■ Exercise ■
Go through the listing and copy each line with the string "name".

— start of Data listing —

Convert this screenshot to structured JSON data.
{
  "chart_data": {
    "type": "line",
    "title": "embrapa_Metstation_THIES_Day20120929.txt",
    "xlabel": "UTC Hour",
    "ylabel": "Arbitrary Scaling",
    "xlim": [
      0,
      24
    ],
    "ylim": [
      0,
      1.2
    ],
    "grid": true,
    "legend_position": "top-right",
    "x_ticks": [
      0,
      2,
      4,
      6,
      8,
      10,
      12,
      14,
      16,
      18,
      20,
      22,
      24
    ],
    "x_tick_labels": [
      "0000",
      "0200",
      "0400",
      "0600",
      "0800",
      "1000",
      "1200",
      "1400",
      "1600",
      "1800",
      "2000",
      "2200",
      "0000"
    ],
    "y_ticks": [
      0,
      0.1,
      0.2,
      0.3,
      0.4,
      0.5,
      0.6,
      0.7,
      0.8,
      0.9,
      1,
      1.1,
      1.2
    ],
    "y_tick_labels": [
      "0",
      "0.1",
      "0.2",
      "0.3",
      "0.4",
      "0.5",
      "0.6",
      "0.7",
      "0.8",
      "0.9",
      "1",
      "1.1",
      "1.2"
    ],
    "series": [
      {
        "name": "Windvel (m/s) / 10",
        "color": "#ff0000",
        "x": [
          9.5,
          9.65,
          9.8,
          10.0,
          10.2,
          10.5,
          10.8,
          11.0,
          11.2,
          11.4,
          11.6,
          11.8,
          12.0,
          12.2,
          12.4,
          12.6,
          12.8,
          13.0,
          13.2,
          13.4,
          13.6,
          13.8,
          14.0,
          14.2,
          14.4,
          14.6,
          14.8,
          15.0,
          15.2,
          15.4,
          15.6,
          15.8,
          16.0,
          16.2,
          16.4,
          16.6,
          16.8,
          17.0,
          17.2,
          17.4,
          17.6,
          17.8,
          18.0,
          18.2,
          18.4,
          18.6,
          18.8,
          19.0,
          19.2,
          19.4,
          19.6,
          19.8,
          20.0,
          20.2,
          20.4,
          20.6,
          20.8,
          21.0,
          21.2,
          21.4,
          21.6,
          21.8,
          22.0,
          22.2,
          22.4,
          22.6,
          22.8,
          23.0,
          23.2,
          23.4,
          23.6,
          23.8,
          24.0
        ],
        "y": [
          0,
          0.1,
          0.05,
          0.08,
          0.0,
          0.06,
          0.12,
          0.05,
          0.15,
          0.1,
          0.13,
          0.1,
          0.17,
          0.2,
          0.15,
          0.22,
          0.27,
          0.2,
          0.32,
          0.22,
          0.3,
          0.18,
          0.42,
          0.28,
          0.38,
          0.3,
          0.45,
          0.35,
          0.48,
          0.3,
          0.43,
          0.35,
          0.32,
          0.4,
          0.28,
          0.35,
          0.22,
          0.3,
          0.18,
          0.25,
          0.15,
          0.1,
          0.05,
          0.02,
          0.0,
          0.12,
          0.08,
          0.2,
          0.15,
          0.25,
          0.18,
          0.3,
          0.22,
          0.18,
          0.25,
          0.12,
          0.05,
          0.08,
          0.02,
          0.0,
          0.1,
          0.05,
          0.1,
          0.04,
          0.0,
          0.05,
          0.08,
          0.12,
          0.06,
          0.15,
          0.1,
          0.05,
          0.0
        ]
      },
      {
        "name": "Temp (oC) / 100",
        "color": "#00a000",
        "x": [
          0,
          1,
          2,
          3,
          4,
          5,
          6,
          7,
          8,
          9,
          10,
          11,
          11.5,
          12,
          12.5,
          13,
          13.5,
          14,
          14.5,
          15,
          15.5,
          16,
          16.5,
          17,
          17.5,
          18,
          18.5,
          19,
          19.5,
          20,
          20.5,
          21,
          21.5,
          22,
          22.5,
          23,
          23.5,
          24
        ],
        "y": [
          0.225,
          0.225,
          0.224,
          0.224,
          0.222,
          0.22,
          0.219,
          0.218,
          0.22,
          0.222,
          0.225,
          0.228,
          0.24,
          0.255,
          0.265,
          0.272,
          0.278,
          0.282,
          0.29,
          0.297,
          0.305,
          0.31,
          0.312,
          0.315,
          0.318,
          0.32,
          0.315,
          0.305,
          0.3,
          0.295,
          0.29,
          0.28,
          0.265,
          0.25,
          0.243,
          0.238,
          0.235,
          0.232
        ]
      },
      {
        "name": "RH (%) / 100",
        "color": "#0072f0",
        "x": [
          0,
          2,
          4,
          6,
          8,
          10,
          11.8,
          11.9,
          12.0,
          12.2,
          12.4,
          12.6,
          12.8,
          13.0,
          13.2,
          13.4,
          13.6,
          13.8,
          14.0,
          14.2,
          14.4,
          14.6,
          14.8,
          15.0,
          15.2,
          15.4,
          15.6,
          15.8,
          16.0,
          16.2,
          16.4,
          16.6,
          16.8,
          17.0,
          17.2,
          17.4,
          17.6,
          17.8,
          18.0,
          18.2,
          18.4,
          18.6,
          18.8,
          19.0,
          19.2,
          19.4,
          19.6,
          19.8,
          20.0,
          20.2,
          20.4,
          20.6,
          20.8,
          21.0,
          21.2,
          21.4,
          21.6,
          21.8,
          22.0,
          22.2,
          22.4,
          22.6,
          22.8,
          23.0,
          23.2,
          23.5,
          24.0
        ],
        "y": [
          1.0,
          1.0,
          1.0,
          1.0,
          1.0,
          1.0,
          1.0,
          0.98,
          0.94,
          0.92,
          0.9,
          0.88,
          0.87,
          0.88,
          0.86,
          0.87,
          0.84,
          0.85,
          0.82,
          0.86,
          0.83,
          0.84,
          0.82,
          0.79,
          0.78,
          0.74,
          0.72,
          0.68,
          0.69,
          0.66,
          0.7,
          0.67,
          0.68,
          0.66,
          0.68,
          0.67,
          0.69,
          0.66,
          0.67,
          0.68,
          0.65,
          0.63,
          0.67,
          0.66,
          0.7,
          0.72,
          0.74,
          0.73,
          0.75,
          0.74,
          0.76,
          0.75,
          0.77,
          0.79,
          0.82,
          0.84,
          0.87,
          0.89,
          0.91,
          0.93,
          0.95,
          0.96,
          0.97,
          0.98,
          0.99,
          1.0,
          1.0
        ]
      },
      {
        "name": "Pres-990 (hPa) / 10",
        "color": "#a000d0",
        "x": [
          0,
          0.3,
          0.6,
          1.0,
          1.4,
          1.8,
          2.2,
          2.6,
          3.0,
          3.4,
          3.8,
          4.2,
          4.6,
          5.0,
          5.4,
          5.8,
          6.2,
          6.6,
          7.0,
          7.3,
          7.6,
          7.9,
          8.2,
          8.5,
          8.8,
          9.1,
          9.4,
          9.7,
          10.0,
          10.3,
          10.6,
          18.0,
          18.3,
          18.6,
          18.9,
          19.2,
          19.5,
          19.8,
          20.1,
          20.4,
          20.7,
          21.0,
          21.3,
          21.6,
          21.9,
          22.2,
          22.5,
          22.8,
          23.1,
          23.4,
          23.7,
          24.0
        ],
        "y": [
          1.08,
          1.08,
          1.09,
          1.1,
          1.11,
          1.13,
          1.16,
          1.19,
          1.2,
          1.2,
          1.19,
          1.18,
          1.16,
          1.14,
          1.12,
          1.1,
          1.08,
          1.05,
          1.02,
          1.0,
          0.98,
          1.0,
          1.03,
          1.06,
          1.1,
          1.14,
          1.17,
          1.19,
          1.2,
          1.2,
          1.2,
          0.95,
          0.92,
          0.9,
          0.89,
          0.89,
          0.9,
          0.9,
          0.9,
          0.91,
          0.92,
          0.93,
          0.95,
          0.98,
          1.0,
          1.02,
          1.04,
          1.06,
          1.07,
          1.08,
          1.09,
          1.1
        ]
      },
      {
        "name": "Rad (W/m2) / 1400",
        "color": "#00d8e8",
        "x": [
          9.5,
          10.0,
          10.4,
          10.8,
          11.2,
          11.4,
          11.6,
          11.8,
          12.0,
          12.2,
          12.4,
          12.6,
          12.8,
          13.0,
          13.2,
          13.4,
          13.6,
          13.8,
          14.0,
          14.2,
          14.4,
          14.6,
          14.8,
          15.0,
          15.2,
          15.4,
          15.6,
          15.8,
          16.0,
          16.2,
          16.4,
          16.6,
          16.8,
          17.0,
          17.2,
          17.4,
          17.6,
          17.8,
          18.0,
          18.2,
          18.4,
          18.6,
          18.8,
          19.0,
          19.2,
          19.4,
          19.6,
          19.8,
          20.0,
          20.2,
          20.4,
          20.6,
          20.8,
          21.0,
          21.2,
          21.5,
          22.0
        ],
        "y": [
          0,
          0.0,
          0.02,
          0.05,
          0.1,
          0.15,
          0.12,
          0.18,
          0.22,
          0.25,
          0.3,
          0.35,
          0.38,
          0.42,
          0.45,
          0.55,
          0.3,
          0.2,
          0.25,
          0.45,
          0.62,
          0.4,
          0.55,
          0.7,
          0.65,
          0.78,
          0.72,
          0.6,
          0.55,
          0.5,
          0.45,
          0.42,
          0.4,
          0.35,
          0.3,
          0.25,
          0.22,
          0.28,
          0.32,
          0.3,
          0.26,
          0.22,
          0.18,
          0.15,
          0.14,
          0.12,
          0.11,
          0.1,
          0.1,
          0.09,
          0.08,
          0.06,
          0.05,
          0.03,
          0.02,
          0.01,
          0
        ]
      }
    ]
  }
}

— end of Data listing —

■ Written solution ■
        "name": "Windvel (m/s) / 10",
        "name": "Temp (oC) / 100",
        "name": "RH (%) / 100",
        "name": "Pres-990 (hPa) / 10",
        "name": "Rad (W/m2) / 1400",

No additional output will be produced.